What this task involves — In the following material, identify every line holding the string "text" and return it.

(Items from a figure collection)
= = = =
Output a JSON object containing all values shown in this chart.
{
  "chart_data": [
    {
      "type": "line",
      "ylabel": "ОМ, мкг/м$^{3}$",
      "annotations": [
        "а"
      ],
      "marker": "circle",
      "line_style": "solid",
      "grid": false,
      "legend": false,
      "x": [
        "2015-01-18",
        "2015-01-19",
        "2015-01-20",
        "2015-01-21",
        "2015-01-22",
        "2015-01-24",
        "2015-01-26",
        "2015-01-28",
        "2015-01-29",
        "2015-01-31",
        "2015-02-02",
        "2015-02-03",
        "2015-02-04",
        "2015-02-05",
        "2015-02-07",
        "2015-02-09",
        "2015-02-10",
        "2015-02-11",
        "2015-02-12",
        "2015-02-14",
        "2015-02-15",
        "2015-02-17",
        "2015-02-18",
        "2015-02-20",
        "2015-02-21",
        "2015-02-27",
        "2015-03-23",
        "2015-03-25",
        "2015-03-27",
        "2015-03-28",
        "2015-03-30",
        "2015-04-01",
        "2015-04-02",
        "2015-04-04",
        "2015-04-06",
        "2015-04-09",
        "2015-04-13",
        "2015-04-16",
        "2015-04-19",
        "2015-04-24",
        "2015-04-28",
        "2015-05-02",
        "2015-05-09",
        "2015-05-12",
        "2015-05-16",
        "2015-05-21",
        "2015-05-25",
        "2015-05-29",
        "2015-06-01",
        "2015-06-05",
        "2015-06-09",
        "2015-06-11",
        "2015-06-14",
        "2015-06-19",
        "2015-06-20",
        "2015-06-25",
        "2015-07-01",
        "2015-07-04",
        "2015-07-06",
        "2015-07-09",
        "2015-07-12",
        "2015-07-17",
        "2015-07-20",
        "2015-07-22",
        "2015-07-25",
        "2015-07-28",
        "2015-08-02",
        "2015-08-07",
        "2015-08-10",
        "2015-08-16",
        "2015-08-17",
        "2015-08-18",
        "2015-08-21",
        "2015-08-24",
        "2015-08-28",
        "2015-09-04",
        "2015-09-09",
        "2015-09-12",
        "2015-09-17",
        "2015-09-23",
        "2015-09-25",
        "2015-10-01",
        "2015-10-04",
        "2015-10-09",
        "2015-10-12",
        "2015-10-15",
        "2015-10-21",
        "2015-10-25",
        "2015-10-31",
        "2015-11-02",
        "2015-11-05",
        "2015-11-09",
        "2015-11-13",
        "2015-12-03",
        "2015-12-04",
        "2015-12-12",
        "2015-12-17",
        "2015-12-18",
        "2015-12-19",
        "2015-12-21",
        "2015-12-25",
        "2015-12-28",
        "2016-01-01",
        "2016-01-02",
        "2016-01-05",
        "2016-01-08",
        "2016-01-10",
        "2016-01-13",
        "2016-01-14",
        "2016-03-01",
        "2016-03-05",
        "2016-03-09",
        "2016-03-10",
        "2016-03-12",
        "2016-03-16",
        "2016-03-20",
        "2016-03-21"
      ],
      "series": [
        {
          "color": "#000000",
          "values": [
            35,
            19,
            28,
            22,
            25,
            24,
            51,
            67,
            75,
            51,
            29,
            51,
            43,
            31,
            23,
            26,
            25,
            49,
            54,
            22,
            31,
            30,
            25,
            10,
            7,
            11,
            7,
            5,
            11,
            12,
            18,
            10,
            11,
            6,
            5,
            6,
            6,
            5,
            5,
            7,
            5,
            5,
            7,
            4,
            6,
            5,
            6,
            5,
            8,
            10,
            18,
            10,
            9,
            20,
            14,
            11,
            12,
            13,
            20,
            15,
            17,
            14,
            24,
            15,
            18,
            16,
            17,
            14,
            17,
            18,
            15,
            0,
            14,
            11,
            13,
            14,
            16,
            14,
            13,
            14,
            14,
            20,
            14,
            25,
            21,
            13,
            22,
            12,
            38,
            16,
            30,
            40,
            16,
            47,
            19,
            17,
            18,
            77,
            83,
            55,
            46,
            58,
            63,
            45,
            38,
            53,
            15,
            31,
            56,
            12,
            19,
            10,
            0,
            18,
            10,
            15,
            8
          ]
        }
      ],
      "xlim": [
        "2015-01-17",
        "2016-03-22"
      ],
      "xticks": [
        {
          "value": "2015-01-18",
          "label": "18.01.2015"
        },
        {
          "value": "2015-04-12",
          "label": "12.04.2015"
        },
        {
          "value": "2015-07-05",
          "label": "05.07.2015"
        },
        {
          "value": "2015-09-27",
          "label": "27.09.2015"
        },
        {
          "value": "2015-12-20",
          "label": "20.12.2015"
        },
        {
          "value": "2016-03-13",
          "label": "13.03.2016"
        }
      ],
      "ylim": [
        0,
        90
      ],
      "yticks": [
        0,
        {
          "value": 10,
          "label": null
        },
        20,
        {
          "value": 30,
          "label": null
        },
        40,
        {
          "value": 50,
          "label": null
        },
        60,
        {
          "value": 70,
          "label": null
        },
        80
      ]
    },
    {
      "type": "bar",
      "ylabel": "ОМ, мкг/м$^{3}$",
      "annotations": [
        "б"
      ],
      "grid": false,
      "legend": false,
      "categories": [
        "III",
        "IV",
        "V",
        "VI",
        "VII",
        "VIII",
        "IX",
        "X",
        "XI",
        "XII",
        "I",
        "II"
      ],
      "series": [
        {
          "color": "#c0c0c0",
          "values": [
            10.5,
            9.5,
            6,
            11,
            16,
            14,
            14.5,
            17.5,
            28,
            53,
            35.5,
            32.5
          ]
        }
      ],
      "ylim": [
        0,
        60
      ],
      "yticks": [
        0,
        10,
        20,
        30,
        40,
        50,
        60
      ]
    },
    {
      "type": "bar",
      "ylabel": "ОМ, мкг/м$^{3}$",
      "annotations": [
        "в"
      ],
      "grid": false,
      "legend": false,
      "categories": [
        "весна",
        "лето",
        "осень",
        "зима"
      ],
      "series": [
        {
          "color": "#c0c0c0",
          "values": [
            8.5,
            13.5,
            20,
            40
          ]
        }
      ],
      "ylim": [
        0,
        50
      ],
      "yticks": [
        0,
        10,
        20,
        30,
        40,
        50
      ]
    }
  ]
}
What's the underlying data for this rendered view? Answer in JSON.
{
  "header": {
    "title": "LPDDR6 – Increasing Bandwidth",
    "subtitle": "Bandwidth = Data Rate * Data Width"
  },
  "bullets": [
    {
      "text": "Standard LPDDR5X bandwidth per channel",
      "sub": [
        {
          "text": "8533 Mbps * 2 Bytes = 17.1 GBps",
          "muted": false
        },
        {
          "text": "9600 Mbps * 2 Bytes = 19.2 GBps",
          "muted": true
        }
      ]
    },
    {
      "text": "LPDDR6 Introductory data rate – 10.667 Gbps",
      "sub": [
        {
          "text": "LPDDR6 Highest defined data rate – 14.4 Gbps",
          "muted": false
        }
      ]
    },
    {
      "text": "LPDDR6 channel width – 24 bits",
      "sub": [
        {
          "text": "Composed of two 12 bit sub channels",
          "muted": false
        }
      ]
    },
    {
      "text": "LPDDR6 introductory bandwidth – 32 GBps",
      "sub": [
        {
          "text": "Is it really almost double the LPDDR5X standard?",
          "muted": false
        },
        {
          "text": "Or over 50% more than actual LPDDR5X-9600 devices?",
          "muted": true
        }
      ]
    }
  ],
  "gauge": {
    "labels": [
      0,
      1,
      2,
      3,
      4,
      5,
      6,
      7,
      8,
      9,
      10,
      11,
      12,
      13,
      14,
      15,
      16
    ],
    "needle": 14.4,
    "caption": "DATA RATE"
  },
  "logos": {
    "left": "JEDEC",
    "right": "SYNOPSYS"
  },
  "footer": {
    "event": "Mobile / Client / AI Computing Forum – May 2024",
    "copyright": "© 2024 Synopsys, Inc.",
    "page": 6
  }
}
= = = =
Result of the task —
      "text": "Standard LPDDR5X bandwidth per channel",
          "text": "8533 Mbps * 2 Bytes = 17.1 GBps",
          "text": "9600 Mbps * 2 Bytes = 19.2 GBps",
      "text": "LPDDR6 Introductory data rate – 10.667 Gbps",
          "text": "LPDDR6 Highest defined data rate – 14.4 Gbps",
      "text": "LPDDR6 channel width – 24 bits",
          "text": "Composed of two 12 bit sub channels",
      "text": "LPDDR6 introductory bandwidth – 32 GBps",
          "text": "Is it really almost double the LPDDR5X standard?",
          "text": "Or over 50% more than actual LPDDR5X-9600 devices?",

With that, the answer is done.